DIRECTIONS FOR THIS TASK — All entries are to be quoted exactly; the images stay out of the copy.

-=-=-=-=-

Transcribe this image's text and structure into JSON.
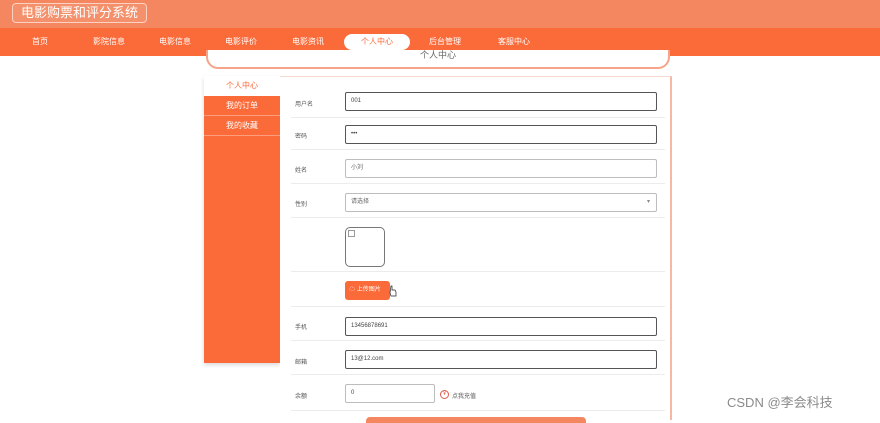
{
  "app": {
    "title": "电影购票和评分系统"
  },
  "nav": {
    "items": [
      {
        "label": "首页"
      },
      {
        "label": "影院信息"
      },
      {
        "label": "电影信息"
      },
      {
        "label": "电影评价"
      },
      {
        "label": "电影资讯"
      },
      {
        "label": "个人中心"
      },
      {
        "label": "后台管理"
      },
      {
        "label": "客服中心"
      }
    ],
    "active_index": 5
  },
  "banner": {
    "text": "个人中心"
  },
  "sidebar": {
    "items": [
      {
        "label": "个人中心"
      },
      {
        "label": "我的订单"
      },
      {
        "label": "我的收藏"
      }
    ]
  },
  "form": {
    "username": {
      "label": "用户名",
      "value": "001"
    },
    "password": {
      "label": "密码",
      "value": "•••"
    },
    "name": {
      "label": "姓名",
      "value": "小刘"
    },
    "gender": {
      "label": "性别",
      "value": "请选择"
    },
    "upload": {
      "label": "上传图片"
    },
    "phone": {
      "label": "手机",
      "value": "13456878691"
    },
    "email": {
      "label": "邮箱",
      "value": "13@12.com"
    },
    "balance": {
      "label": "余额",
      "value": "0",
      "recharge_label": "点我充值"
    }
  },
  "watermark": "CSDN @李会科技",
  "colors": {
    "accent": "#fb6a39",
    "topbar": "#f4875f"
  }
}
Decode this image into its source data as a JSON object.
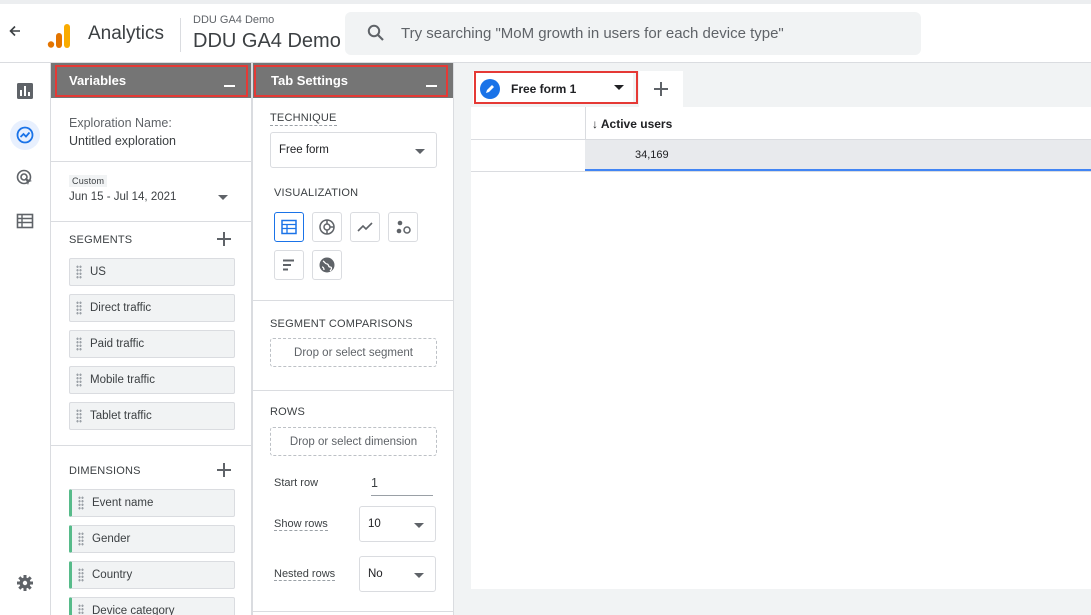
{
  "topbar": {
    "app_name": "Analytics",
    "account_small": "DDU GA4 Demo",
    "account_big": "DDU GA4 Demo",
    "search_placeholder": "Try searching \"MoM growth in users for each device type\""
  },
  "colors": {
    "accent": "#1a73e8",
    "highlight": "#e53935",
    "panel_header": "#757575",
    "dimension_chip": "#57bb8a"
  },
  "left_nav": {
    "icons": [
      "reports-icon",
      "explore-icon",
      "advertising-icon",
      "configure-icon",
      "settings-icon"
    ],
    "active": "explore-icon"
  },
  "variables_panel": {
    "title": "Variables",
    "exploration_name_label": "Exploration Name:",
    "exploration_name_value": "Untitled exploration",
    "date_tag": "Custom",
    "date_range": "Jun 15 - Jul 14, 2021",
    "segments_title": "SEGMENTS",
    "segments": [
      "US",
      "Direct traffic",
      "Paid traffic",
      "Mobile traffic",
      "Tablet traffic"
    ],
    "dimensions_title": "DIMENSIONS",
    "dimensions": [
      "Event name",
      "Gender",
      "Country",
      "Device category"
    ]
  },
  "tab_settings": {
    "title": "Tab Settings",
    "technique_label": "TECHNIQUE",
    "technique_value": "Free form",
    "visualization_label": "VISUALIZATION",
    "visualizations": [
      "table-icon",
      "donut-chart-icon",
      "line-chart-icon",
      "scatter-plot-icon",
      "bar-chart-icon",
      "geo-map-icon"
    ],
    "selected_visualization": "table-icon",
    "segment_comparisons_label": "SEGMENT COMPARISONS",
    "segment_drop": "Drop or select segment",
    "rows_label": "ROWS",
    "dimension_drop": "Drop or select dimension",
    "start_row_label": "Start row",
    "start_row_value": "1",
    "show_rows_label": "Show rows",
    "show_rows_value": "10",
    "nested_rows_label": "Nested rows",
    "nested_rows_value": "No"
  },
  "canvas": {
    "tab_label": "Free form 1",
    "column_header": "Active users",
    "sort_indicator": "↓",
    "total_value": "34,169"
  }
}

-=-=-=-=-

WRITTEN REPLY —
Transcribe this image's text and structure into JSON.
{
  "app": {
    "title": "电影购票和评分系统"
  },
  "nav": {
    "items": [
      {
        "label": "首页"
      },
      {
        "label": "影院信息"
      },
      {
        "label": "电影信息"
      },
      {
        "label": "电影评价"
      },
      {
        "label": "电影资讯"
      },
      {
        "label": "个人中心"
      },
      {
        "label": "后台管理"
      },
      {
        "label": "客服中心"
      }
    ],
    "active_index": 5
  },
  "banner": {
    "text": "个人中心"
  },
  "sidebar": {
    "items": [
      {
        "label": "个人中心"
      },
      {
        "label": "我的订单"
      },
      {
        "label": "我的收藏"
      }
    ]
  },
  "form": {
    "username": {
      "label": "用户名",
      "value": "001"
    },
    "password": {
      "label": "密码",
      "value": "•••"
    },
    "name": {
      "label": "姓名",
      "value": "小刘"
    },
    "gender": {
      "label": "性别",
      "value": "请选择"
    },
    "upload": {
      "label": "上传图片"
    },
    "phone": {
      "label": "手机",
      "value": "13456878691"
    },
    "email": {
      "label": "邮箱",
      "value": "13@12.com"
    },
    "balance": {
      "label": "余额",
      "value": "0",
      "recharge_label": "点我充值"
    }
  },
  "watermark": "CSDN @李会科技",
  "colors": {
    "accent": "#fb6a39",
    "topbar": "#f4875f"
  }
}
Decode this image into its source data as a JSON object.
{
  "topbar": {
    "app_name": "Analytics",
    "account_small": "DDU GA4 Demo",
    "account_big": "DDU GA4 Demo",
    "search_placeholder": "Try searching \"MoM growth in users for each device type\""
  },
  "colors": {
    "accent": "#1a73e8",
    "highlight": "#e53935",
    "panel_header": "#757575",
    "dimension_chip": "#57bb8a"
  },
  "left_nav": {
    "icons": [
      "reports-icon",
      "explore-icon",
      "advertising-icon",
      "configure-icon",
      "settings-icon"
    ],
    "active": "explore-icon"
  },
  "variables_panel": {
    "title": "Variables",
    "exploration_name_label": "Exploration Name:",
    "exploration_name_value": "Untitled exploration",
    "date_tag": "Custom",
    "date_range": "Jun 15 - Jul 14, 2021",
    "segments_title": "SEGMENTS",
    "segments": [
      "US",
      "Direct traffic",
      "Paid traffic",
      "Mobile traffic",
      "Tablet traffic"
    ],
    "dimensions_title": "DIMENSIONS",
    "dimensions": [
      "Event name",
      "Gender",
      "Country",
      "Device category"
    ]
  },
  "tab_settings": {
    "title": "Tab Settings",
    "technique_label": "TECHNIQUE",
    "technique_value": "Free form",
    "visualization_label": "VISUALIZATION",
    "visualizations": [
      "table-icon",
      "donut-chart-icon",
      "line-chart-icon",
      "scatter-plot-icon",
      "bar-chart-icon",
      "geo-map-icon"
    ],
    "selected_visualization": "table-icon",
    "segment_comparisons_label": "SEGMENT COMPARISONS",
    "segment_drop": "Drop or select segment",
    "rows_label": "ROWS",
    "dimension_drop": "Drop or select dimension",
    "start_row_label": "Start row",
    "start_row_value": "1",
    "show_rows_label": "Show rows",
    "show_rows_value": "10",
    "nested_rows_label": "Nested rows",
    "nested_rows_value": "No"
  },
  "canvas": {
    "tab_label": "Free form 1",
    "column_header": "Active users",
    "sort_indicator": "↓",
    "total_value": "34,169"
  }
}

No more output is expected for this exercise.